====== Data entries
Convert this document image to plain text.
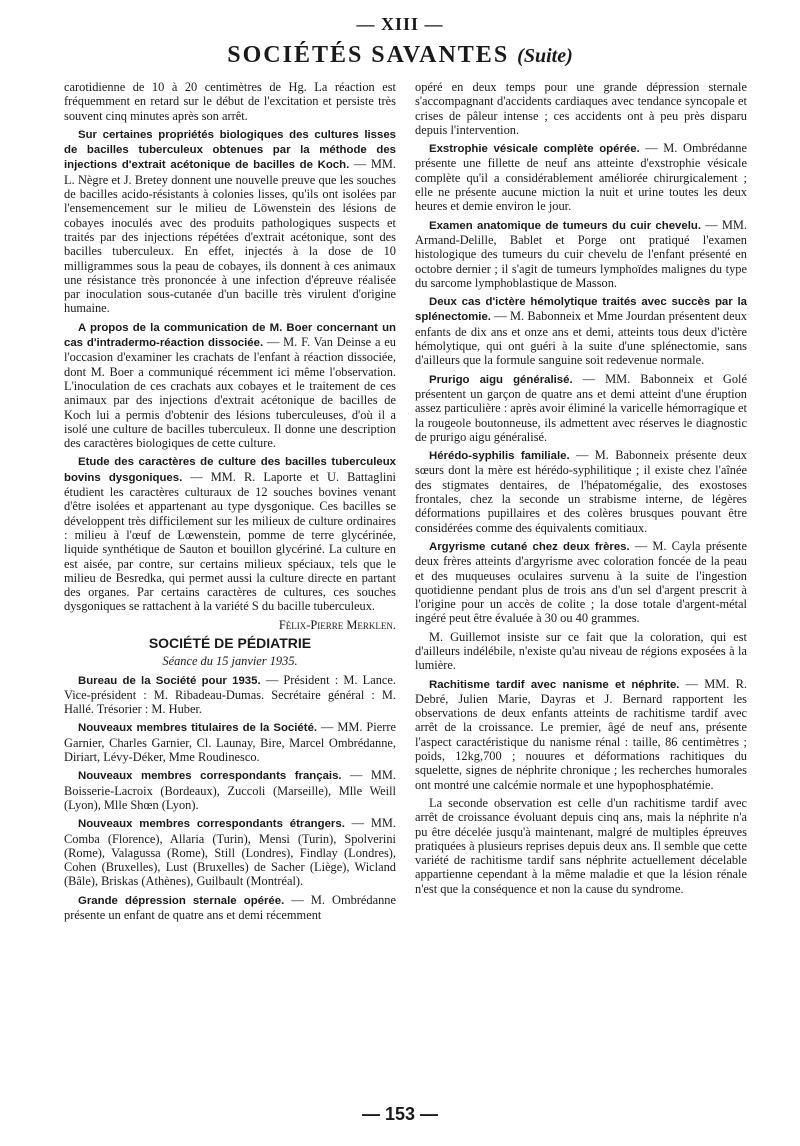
— XIII —
SOCIÉTÉS SAVANTES (Suite)

carotidienne de 10 à 20 centimètres de Hg. La réaction est fréquemment en retard sur le début de l'excitation et persiste très souvent cinq minutes après son arrêt.

Sur certaines propriétés biologiques des cultures lisses de bacilles tuberculeux obtenues par la méthode des injections d'extrait acétonique de bacilles de Koch. — MM. L. Nègre et J. Bretey donnent une nouvelle preuve que les souches de bacilles acido-résistants à colonies lisses, qu'ils ont isolées par l'ensemencement sur le milieu de Löwenstein des lésions de cobayes inoculés avec des produits pathologiques suspects et traités par des injections répétées d'extrait acétonique, sont des bacilles tuberculeux. En effet, injectés à la dose de 10 milligrammes sous la peau de cobayes, ils donnent à ces animaux une résistance très prononcée à une infection d'épreuve réalisée par inoculation sous-cutanée d'un bacille très virulent d'origine humaine.

A propos de la communication de M. Boer concernant un cas d'intradermo-réaction dissociée. — M. F. Van Deinse a eu l'occasion d'examiner les crachats de l'enfant à réaction dissociée, dont M. Boer a communiqué récemment ici même l'observation. L'inoculation de ces crachats aux cobayes et le traitement de ces animaux par des injections d'extrait acétonique de bacilles de Koch lui a permis d'obtenir des lésions tuberculeuses, d'où il a isolé une culture de bacilles tuberculeux. Il donne une description des caractères biologiques de cette culture.

Etude des caractères de culture des bacilles tuberculeux bovins dysgoniques. — MM. R. Laporte et U. Battaglini étudient les caractères culturaux de 12 souches bovines venant d'être isolées et appartenant au type dysgonique. Ces bacilles se développent très difficilement sur les milieux de culture ordinaires : milieu à l'œuf de Lœwenstein, pomme de terre glycérinée, liquide synthétique de Sauton et bouillon glycériné. La culture en est aisée, par contre, sur certains milieux spéciaux, tels que le milieu de Besredka, qui permet aussi la culture directe en partant des organes. Par certains caractères de cultures, ces souches dysgoniques se rattachent à la variété S du bacille tuberculeux.

Félix-Pierre Merklen.

SOCIÉTÉ DE PÉDIATRIE

Séance du 15 janvier 1935.

Bureau de la Société pour 1935. — Président : M. Lance. Vice-président : M. Ribadeau-Dumas. Secrétaire général : M. Hallé. Trésorier : M. Huber.

Nouveaux membres titulaires de la Société. — MM. Pierre Garnier, Charles Garnier, Cl. Launay, Bire, Marcel Ombrédanne, Diriart, Lévy-Déker, Mme Roudinesco.

Nouveaux membres correspondants français. — MM. Boisserie-Lacroix (Bordeaux), Zuccoli (Marseille), Mlle Weill (Lyon), Mlle Shœn (Lyon).

Nouveaux membres correspondants étrangers. — MM. Comba (Florence), Allaria (Turin), Mensi (Turin), Spolverini (Rome), Valagussa (Rome), Still (Londres), Findlay (Londres), Cohen (Bruxelles), Lust (Bruxelles) de Sacher (Liège), Wicland (Bâle), Briskas (Athènes), Guilbault (Montréal).

Grande dépression sternale opérée. — M. Ombrédanne présente un enfant de quatre ans et demi récemment

opéré en deux temps pour une grande dépression sternale s'accompagnant d'accidents cardiaques avec tendance syncopale et crises de pâleur intense ; ces accidents ont à peu près disparu depuis l'intervention.

Exstrophie vésicale complète opérée. — M. Ombrédanne présente une fillette de neuf ans atteinte d'exstrophie vésicale complète qu'il a considérablement améliorée chirurgicalement ; elle ne présente aucune miction la nuit et urine toutes les deux heures et demie environ le jour.

Examen anatomique de tumeurs du cuir chevelu. — MM. Armand-Delille, Bablet et Porge ont pratiqué l'examen histologique des tumeurs du cuir chevelu de l'enfant présenté en octobre dernier ; il s'agit de tumeurs lymphoïdes malignes du type du sarcome lymphoblastique de Masson.

Deux cas d'ictère hémolytique traités avec succès par la splénectomie. — M. Babonneix et Mme Jourdan présentent deux enfants de dix ans et onze ans et demi, atteints tous deux d'ictère hémolytique, qui ont guéri à la suite d'une splénectomie, sans d'ailleurs que la formule sanguine soit redevenue normale.

Prurigo aigu généralisé. — MM. Babonneix et Golé présentent un garçon de quatre ans et demi atteint d'une éruption assez particulière : après avoir éliminé la varicelle hémorragique et la rougeole boutonneuse, ils admettent avec réserves le diagnostic de prurigo aigu généralisé.

Hérédo-syphilis familiale. — M. Babonneix présente deux sœurs dont la mère est hérédo-syphilitique ; il existe chez l'aînée des stigmates dentaires, de l'hépatomégalie, des exostoses frontales, chez la seconde un strabisme interne, de légères déformations pupillaires et des colères brusques pouvant être considérées comme des équivalents comitiaux.

Argyrisme cutané chez deux frères. — M. Cayla présente deux frères atteints d'argyrisme avec coloration foncée de la peau et des muqueuses oculaires survenu à la suite de l'ingestion quotidienne pendant plus de trois ans d'un sel d'argent prescrit à l'origine pour un accès de colite ; la dose totale d'argent-métal ingéré peut être évaluée à 30 ou 40 grammes.

M. Guillemot insiste sur ce fait que la coloration, qui est d'ailleurs indélébile, n'existe qu'au niveau de régions exposées à la lumière.

Rachitisme tardif avec nanisme et néphrite. — MM. R. Debré, Julien Marie, Dayras et J. Bernard rapportent les observations de deux enfants atteints de rachitisme tardif avec arrêt de la croissance. Le premier, âgé de neuf ans, présente l'aspect caractéristique du nanisme rénal : taille, 86 centimètres ; poids, 12kg,700 ; nouures et déformations rachitiques du squelette, signes de néphrite chronique ; les recherches humorales ont montré une calcémie normale et une hypophosphatémie.

La seconde observation est celle d'un rachitisme tardif avec arrêt de croissance évoluant depuis cinq ans, mais la néphrite n'a pu être décelée jusqu'à maintenant, malgré de multiples épreuves pratiquées à plusieurs reprises depuis deux ans. Il semble que cette variété de rachitisme tardif sans néphrite actuellement décelable appartienne cependant à la même maladie et que la lésion rénale n'est que la conséquence et non la cause du syndrome.

— 153 —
============
Copy out each record shown above without alteration, skipping any picture.

Convert this document image to plain text.
— XIII —
SOCIÉTÉS SAVANTES (Suite)

carotidienne de 10 à 20 centimètres de Hg. La réaction est fréquemment en retard sur le début de l'excitation et persiste très souvent cinq minutes après son arrêt.

Sur certaines propriétés biologiques des cultures lisses de bacilles tuberculeux obtenues par la méthode des injections d'extrait acétonique de bacilles de Koch. — MM. L. Nègre et J. Bretey donnent une nouvelle preuve que les souches de bacilles acido-résistants à colonies lisses, qu'ils ont isolées par l'ensemencement sur le milieu de Löwenstein des lésions de cobayes inoculés avec des produits pathologiques suspects et traités par des injections répétées d'extrait acétonique, sont des bacilles tuberculeux. En effet, injectés à la dose de 10 milligrammes sous la peau de cobayes, ils donnent à ces animaux une résistance très prononcée à une infection d'épreuve réalisée par inoculation sous-cutanée d'un bacille très virulent d'origine humaine.

A propos de la communication de M. Boer concernant un cas d'intradermo-réaction dissociée. — M. F. Van Deinse a eu l'occasion d'examiner les crachats de l'enfant à réaction dissociée, dont M. Boer a communiqué récemment ici même l'observation. L'inoculation de ces crachats aux cobayes et le traitement de ces animaux par des injections d'extrait acétonique de bacilles de Koch lui a permis d'obtenir des lésions tuberculeuses, d'où il a isolé une culture de bacilles tuberculeux. Il donne une description des caractères biologiques de cette culture.

Etude des caractères de culture des bacilles tuberculeux bovins dysgoniques. — MM. R. Laporte et U. Battaglini étudient les caractères culturaux de 12 souches bovines venant d'être isolées et appartenant au type dysgonique. Ces bacilles se développent très difficilement sur les milieux de culture ordinaires : milieu à l'œuf de Lœwenstein, pomme de terre glycérinée, liquide synthétique de Sauton et bouillon glycériné. La culture en est aisée, par contre, sur certains milieux spéciaux, tels que le milieu de Besredka, qui permet aussi la culture directe en partant des organes. Par certains caractères de cultures, ces souches dysgoniques se rattachent à la variété S du bacille tuberculeux.

Félix-Pierre Merklen.

SOCIÉTÉ DE PÉDIATRIE

Séance du 15 janvier 1935.

Bureau de la Société pour 1935. — Président : M. Lance. Vice-président : M. Ribadeau-Dumas. Secrétaire général : M. Hallé. Trésorier : M. Huber.

Nouveaux membres titulaires de la Société. — MM. Pierre Garnier, Charles Garnier, Cl. Launay, Bire, Marcel Ombrédanne, Diriart, Lévy-Déker, Mme Roudinesco.

Nouveaux membres correspondants français. — MM. Boisserie-Lacroix (Bordeaux), Zuccoli (Marseille), Mlle Weill (Lyon), Mlle Shœn (Lyon).

Nouveaux membres correspondants étrangers. — MM. Comba (Florence), Allaria (Turin), Mensi (Turin), Spolverini (Rome), Valagussa (Rome), Still (Londres), Findlay (Londres), Cohen (Bruxelles), Lust (Bruxelles) de Sacher (Liège), Wicland (Bâle), Briskas (Athènes), Guilbault (Montréal).

Grande dépression sternale opérée. — M. Ombrédanne présente un enfant de quatre ans et demi récemment

opéré en deux temps pour une grande dépression sternale s'accompagnant d'accidents cardiaques avec tendance syncopale et crises de pâleur intense ; ces accidents ont à peu près disparu depuis l'intervention.

Exstrophie vésicale complète opérée. — M. Ombrédanne présente une fillette de neuf ans atteinte d'exstrophie vésicale complète qu'il a considérablement améliorée chirurgicalement ; elle ne présente aucune miction la nuit et urine toutes les deux heures et demie environ le jour.

Examen anatomique de tumeurs du cuir chevelu. — MM. Armand-Delille, Bablet et Porge ont pratiqué l'examen histologique des tumeurs du cuir chevelu de l'enfant présenté en octobre dernier ; il s'agit de tumeurs lymphoïdes malignes du type du sarcome lymphoblastique de Masson.

Deux cas d'ictère hémolytique traités avec succès par la splénectomie. — M. Babonneix et Mme Jourdan présentent deux enfants de dix ans et onze ans et demi, atteints tous deux d'ictère hémolytique, qui ont guéri à la suite d'une splénectomie, sans d'ailleurs que la formule sanguine soit redevenue normale.

Prurigo aigu généralisé. — MM. Babonneix et Golé présentent un garçon de quatre ans et demi atteint d'une éruption assez particulière : après avoir éliminé la varicelle hémorragique et la rougeole boutonneuse, ils admettent avec réserves le diagnostic de prurigo aigu généralisé.

Hérédo-syphilis familiale. — M. Babonneix présente deux sœurs dont la mère est hérédo-syphilitique ; il existe chez l'aînée des stigmates dentaires, de l'hépatomégalie, des exostoses frontales, chez la seconde un strabisme interne, de légères déformations pupillaires et des colères brusques pouvant être considérées comme des équivalents comitiaux.

Argyrisme cutané chez deux frères. — M. Cayla présente deux frères atteints d'argyrisme avec coloration foncée de la peau et des muqueuses oculaires survenu à la suite de l'ingestion quotidienne pendant plus de trois ans d'un sel d'argent prescrit à l'origine pour un accès de colite ; la dose totale d'argent-métal ingéré peut être évaluée à 30 ou 40 grammes.

M. Guillemot insiste sur ce fait que la coloration, qui est d'ailleurs indélébile, n'existe qu'au niveau de régions exposées à la lumière.

Rachitisme tardif avec nanisme et néphrite. — MM. R. Debré, Julien Marie, Dayras et J. Bernard rapportent les observations de deux enfants atteints de rachitisme tardif avec arrêt de la croissance. Le premier, âgé de neuf ans, présente l'aspect caractéristique du nanisme rénal : taille, 86 centimètres ; poids, 12kg,700 ; nouures et déformations rachitiques du squelette, signes de néphrite chronique ; les recherches humorales ont montré une calcémie normale et une hypophosphatémie.

La seconde observation est celle d'un rachitisme tardif avec arrêt de croissance évoluant depuis cinq ans, mais la néphrite n'a pu être décelée jusqu'à maintenant, malgré de multiples épreuves pratiquées à plusieurs reprises depuis deux ans. Il semble que cette variété de rachitisme tardif sans néphrite actuellement décelable appartienne cependant à la même maladie et que la lésion rénale n'est que la conséquence et non la cause du syndrome.

— 153 —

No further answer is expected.